## Aim
Quote the listing below in full and exactly as written, but omit every picture.

## Rows
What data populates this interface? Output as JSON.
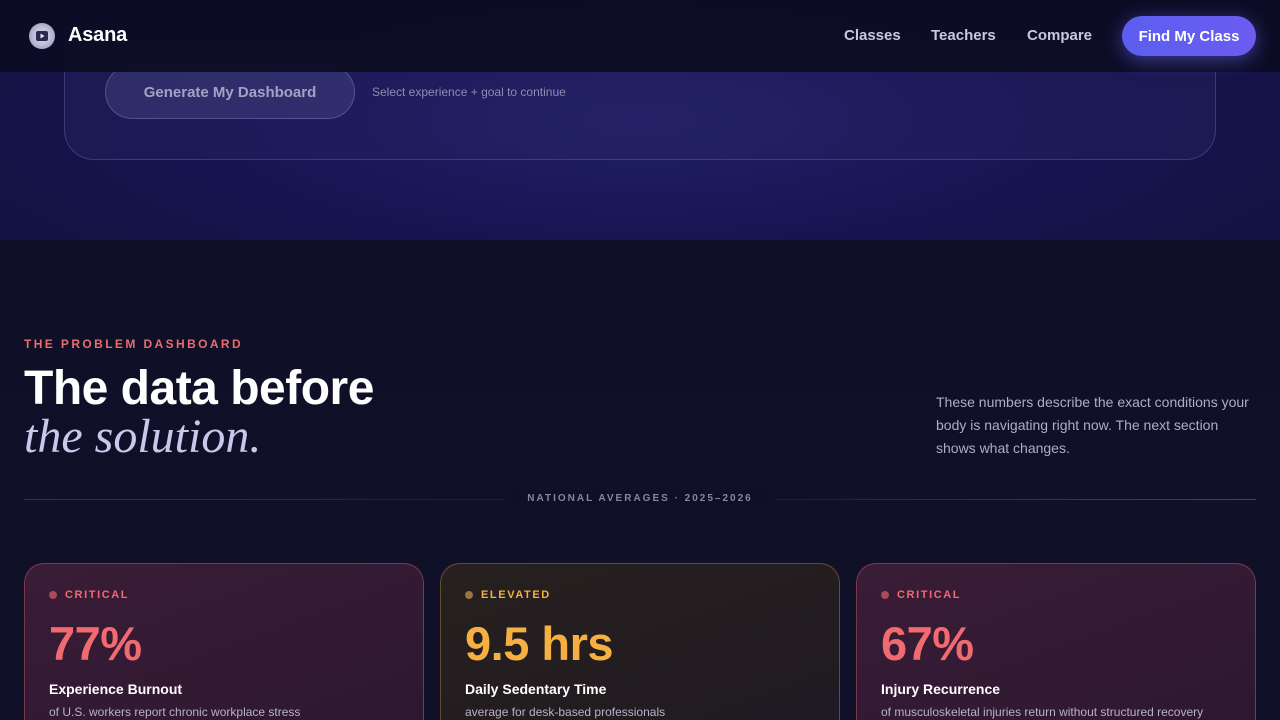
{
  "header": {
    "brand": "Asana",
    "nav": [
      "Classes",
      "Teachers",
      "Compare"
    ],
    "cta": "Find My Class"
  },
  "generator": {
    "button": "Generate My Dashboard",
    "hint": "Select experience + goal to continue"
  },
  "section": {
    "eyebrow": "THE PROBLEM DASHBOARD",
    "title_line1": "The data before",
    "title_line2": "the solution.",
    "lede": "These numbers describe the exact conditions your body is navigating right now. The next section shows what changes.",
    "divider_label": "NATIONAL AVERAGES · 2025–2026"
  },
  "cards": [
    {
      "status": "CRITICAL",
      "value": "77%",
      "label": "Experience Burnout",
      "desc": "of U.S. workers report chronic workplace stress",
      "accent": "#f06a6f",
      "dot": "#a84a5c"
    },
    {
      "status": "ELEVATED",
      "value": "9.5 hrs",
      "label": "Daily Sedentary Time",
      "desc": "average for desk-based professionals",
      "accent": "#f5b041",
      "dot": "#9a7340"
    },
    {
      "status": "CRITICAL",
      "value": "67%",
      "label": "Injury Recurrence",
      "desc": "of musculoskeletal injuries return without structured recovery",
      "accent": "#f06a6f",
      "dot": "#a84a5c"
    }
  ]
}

## Exercise output
What data populates this interface? Output as JSON.
{
  "header": {
    "brand": "Asana",
    "nav": [
      "Classes",
      "Teachers",
      "Compare"
    ],
    "cta": "Find My Class"
  },
  "generator": {
    "button": "Generate My Dashboard",
    "hint": "Select experience + goal to continue"
  },
  "section": {
    "eyebrow": "THE PROBLEM DASHBOARD",
    "title_line1": "The data before",
    "title_line2": "the solution.",
    "lede": "These numbers describe the exact conditions your body is navigating right now. The next section shows what changes.",
    "divider_label": "NATIONAL AVERAGES · 2025–2026"
  },
  "cards": [
    {
      "status": "CRITICAL",
      "value": "77%",
      "label": "Experience Burnout",
      "desc": "of U.S. workers report chronic workplace stress",
      "accent": "#f06a6f",
      "dot": "#a84a5c"
    },
    {
      "status": "ELEVATED",
      "value": "9.5 hrs",
      "label": "Daily Sedentary Time",
      "desc": "average for desk-based professionals",
      "accent": "#f5b041",
      "dot": "#9a7340"
    },
    {
      "status": "CRITICAL",
      "value": "67%",
      "label": "Injury Recurrence",
      "desc": "of musculoskeletal injuries return without structured recovery",
      "accent": "#f06a6f",
      "dot": "#a84a5c"
    }
  ]
}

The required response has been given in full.